▶ _Given instruction_: Output the material beneath exactly, leaving nothing out.

▶ _Dataset excerpts_:
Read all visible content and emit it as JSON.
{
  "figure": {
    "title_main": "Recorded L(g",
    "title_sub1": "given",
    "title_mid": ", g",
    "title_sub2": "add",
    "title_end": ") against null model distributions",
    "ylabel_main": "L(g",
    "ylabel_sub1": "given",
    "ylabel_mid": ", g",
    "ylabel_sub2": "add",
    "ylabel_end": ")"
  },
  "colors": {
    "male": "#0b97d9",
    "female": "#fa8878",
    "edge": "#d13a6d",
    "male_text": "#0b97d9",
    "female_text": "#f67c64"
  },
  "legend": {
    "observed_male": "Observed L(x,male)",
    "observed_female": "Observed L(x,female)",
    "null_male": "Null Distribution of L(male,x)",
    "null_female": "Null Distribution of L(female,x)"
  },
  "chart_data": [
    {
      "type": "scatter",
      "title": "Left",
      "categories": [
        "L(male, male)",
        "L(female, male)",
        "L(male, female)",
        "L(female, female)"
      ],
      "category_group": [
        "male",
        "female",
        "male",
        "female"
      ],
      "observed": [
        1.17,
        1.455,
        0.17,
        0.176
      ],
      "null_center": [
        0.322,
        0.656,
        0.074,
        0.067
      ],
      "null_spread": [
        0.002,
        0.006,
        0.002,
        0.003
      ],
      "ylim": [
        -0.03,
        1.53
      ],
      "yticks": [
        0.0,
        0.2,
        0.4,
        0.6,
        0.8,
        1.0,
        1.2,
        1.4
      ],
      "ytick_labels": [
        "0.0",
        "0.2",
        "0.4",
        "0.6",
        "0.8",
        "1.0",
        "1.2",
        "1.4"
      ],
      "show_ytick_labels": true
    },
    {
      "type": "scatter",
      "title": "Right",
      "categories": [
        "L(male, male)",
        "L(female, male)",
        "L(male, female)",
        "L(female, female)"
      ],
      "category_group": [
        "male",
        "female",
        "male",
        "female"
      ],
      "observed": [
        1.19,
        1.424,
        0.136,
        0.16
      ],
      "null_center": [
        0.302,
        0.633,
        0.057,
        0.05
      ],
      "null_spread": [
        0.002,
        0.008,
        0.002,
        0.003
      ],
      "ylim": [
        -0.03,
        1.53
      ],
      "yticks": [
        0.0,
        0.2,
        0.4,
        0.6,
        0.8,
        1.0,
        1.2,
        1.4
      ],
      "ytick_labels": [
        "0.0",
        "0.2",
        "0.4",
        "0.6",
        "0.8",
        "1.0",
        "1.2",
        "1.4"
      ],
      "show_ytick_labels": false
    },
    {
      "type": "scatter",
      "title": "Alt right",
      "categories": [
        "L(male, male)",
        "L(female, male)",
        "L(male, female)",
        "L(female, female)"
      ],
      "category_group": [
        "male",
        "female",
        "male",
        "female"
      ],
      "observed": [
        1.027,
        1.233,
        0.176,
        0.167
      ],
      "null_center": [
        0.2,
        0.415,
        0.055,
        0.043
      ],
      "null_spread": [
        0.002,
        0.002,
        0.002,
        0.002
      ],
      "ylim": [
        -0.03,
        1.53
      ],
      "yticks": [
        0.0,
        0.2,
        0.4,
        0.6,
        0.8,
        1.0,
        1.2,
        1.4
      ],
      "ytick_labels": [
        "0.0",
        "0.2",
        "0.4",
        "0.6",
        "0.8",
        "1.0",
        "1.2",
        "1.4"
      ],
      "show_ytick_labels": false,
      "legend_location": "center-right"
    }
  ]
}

▶ _Written reply_:
Read all visible content and emit it as JSON.
{
  "figure": {
    "title_main": "Recorded L(g",
    "title_sub1": "given",
    "title_mid": ", g",
    "title_sub2": "add",
    "title_end": ") against null model distributions",
    "ylabel_main": "L(g",
    "ylabel_sub1": "given",
    "ylabel_mid": ", g",
    "ylabel_sub2": "add",
    "ylabel_end": ")"
  },
  "colors": {
    "male": "#0b97d9",
    "female": "#fa8878",
    "edge": "#d13a6d",
    "male_text": "#0b97d9",
    "female_text": "#f67c64"
  },
  "legend": {
    "observed_male": "Observed L(x,male)",
    "observed_female": "Observed L(x,female)",
    "null_male": "Null Distribution of L(male,x)",
    "null_female": "Null Distribution of L(female,x)"
  },
  "chart_data": [
    {
      "type": "scatter",
      "title": "Left",
      "categories": [
        "L(male, male)",
        "L(female, male)",
        "L(male, female)",
        "L(female, female)"
      ],
      "category_group": [
        "male",
        "female",
        "male",
        "female"
      ],
      "observed": [
        1.17,
        1.455,
        0.17,
        0.176
      ],
      "null_center": [
        0.322,
        0.656,
        0.074,
        0.067
      ],
      "null_spread": [
        0.002,
        0.006,
        0.002,
        0.003
      ],
      "ylim": [
        -0.03,
        1.53
      ],
      "yticks": [
        0.0,
        0.2,
        0.4,
        0.6,
        0.8,
        1.0,
        1.2,
        1.4
      ],
      "ytick_labels": [
        "0.0",
        "0.2",
        "0.4",
        "0.6",
        "0.8",
        "1.0",
        "1.2",
        "1.4"
      ],
      "show_ytick_labels": true
    },
    {
      "type": "scatter",
      "title": "Right",
      "categories": [
        "L(male, male)",
        "L(female, male)",
        "L(male, female)",
        "L(female, female)"
      ],
      "category_group": [
        "male",
        "female",
        "male",
        "female"
      ],
      "observed": [
        1.19,
        1.424,
        0.136,
        0.16
      ],
      "null_center": [
        0.302,
        0.633,
        0.057,
        0.05
      ],
      "null_spread": [
        0.002,
        0.008,
        0.002,
        0.003
      ],
      "ylim": [
        -0.03,
        1.53
      ],
      "yticks": [
        0.0,
        0.2,
        0.4,
        0.6,
        0.8,
        1.0,
        1.2,
        1.4
      ],
      "ytick_labels": [
        "0.0",
        "0.2",
        "0.4",
        "0.6",
        "0.8",
        "1.0",
        "1.2",
        "1.4"
      ],
      "show_ytick_labels": false
    },
    {
      "type": "scatter",
      "title": "Alt right",
      "categories": [
        "L(male, male)",
        "L(female, male)",
        "L(male, female)",
        "L(female, female)"
      ],
      "category_group": [
        "male",
        "female",
        "male",
        "female"
      ],
      "observed": [
        1.027,
        1.233,
        0.176,
        0.167
      ],
      "null_center": [
        0.2,
        0.415,
        0.055,
        0.043
      ],
      "null_spread": [
        0.002,
        0.002,
        0.002,
        0.002
      ],
      "ylim": [
        -0.03,
        1.53
      ],
      "yticks": [
        0.0,
        0.2,
        0.4,
        0.6,
        0.8,
        1.0,
        1.2,
        1.4
      ],
      "ytick_labels": [
        "0.0",
        "0.2",
        "0.4",
        "0.6",
        "0.8",
        "1.0",
        "1.2",
        "1.4"
      ],
      "show_ytick_labels": false,
      "legend_location": "center-right"
    }
  ]
}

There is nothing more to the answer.